--- Available records ---
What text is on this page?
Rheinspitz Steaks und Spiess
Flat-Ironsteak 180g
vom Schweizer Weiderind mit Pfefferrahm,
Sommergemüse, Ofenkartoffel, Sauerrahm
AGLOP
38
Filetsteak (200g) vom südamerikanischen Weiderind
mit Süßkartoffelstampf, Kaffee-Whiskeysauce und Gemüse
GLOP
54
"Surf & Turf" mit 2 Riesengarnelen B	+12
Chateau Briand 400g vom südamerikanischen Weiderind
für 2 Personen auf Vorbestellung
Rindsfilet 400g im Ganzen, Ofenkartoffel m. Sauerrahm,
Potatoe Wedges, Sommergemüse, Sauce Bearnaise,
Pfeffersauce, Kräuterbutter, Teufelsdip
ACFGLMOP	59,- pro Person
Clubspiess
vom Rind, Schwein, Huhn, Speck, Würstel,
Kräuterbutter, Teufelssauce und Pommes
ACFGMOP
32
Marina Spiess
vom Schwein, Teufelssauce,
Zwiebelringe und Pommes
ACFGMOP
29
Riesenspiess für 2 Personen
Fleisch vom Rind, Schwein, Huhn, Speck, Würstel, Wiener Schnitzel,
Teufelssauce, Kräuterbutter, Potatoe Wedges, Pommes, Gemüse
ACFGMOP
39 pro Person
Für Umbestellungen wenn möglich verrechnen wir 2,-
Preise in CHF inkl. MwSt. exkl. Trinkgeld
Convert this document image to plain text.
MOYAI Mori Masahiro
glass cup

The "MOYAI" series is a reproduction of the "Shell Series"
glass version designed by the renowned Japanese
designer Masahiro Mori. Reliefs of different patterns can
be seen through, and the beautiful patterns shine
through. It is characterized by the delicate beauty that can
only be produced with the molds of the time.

--- What you will do ---
Every entry must be retyped in full, exactly as given.

--- Correct output ---
What text is on this page?
Rheinspitz Steaks und Spiess
Flat-Ironsteak 180g
vom Schweizer Weiderind mit Pfefferrahm,
Sommergemüse, Ofenkartoffel, Sauerrahm
AGLOP
38
Filetsteak (200g) vom südamerikanischen Weiderind
mit Süßkartoffelstampf, Kaffee-Whiskeysauce und Gemüse
GLOP
54
"Surf & Turf" mit 2 Riesengarnelen B	+12
Chateau Briand 400g vom südamerikanischen Weiderind
für 2 Personen auf Vorbestellung
Rindsfilet 400g im Ganzen, Ofenkartoffel m. Sauerrahm,
Potatoe Wedges, Sommergemüse, Sauce Bearnaise,
Pfeffersauce, Kräuterbutter, Teufelsdip
ACFGLMOP	59,- pro Person
Clubspiess
vom Rind, Schwein, Huhn, Speck, Würstel,
Kräuterbutter, Teufelssauce und Pommes
ACFGMOP
32
Marina Spiess
vom Schwein, Teufelssauce,
Zwiebelringe und Pommes
ACFGMOP
29
Riesenspiess für 2 Personen
Fleisch vom Rind, Schwein, Huhn, Speck, Würstel, Wiener Schnitzel,
Teufelssauce, Kräuterbutter, Potatoe Wedges, Pommes, Gemüse
ACFGMOP
39 pro Person
Für Umbestellungen wenn möglich verrechnen wir 2,-
Preise in CHF inkl. MwSt. exkl. Trinkgeld
Convert this document image to plain text.
MOYAI Mori Masahiro
glass cup

The "MOYAI" series is a reproduction of the "Shell Series"
glass version designed by the renowned Japanese
designer Masahiro Mori. Reliefs of different patterns can
be seen through, and the beautiful patterns shine
through. It is characterized by the delicate beauty that can
only be produced with the molds of the time.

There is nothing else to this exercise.